▸ Polecenie
Przepisz, proszę, wszystkie poniższe rekordy wiernie, linia po linii, bez żadnych zmian.

▸ Dostarczone rekordy

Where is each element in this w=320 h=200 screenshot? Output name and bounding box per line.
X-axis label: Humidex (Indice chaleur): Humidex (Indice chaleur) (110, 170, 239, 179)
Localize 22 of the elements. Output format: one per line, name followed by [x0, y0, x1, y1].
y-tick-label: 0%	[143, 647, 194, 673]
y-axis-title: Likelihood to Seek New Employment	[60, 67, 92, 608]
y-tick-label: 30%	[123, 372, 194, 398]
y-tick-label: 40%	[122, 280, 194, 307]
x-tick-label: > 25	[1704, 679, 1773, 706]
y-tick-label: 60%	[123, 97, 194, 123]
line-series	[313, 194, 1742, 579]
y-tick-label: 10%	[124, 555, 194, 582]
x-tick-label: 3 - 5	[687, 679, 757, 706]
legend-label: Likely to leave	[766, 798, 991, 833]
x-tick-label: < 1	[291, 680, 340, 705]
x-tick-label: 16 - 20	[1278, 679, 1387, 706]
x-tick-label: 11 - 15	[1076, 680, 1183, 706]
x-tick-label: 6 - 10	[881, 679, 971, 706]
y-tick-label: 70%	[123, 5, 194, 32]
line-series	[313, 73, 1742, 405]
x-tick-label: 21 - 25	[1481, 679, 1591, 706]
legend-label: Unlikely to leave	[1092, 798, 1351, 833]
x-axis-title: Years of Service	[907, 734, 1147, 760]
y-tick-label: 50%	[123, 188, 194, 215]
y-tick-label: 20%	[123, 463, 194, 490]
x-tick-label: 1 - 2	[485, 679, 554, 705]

▸ Rozwiązanie
Where is each element in this w=320 h=200 screenshot? Output name and bounding box per line.
X-axis label: Humidex (Indice chaleur): Humidex (Indice chaleur) (110, 170, 239, 179)
Localize 22 of the elements. Output format: one per line, name followed by [x0, y0, x1, y1].
y-tick-label: 0%	[143, 647, 194, 673]
y-axis-title: Likelihood to Seek New Employment	[60, 67, 92, 608]
y-tick-label: 30%	[123, 372, 194, 398]
y-tick-label: 40%	[122, 280, 194, 307]
x-tick-label: > 25	[1704, 679, 1773, 706]
y-tick-label: 60%	[123, 97, 194, 123]
line-series	[313, 194, 1742, 579]
y-tick-label: 10%	[124, 555, 194, 582]
x-tick-label: 3 - 5	[687, 679, 757, 706]
legend-label: Likely to leave	[766, 798, 991, 833]
x-tick-label: < 1	[291, 680, 340, 705]
x-tick-label: 16 - 20	[1278, 679, 1387, 706]
x-tick-label: 11 - 15	[1076, 680, 1183, 706]
x-tick-label: 6 - 10	[881, 679, 971, 706]
y-tick-label: 70%	[123, 5, 194, 32]
line-series	[313, 73, 1742, 405]
x-tick-label: 21 - 25	[1481, 679, 1591, 706]
legend-label: Unlikely to leave	[1092, 798, 1351, 833]
x-axis-title: Years of Service	[907, 734, 1147, 760]
y-tick-label: 50%	[123, 188, 194, 215]
y-tick-label: 20%	[123, 463, 194, 490]
x-tick-label: 1 - 2	[485, 679, 554, 705]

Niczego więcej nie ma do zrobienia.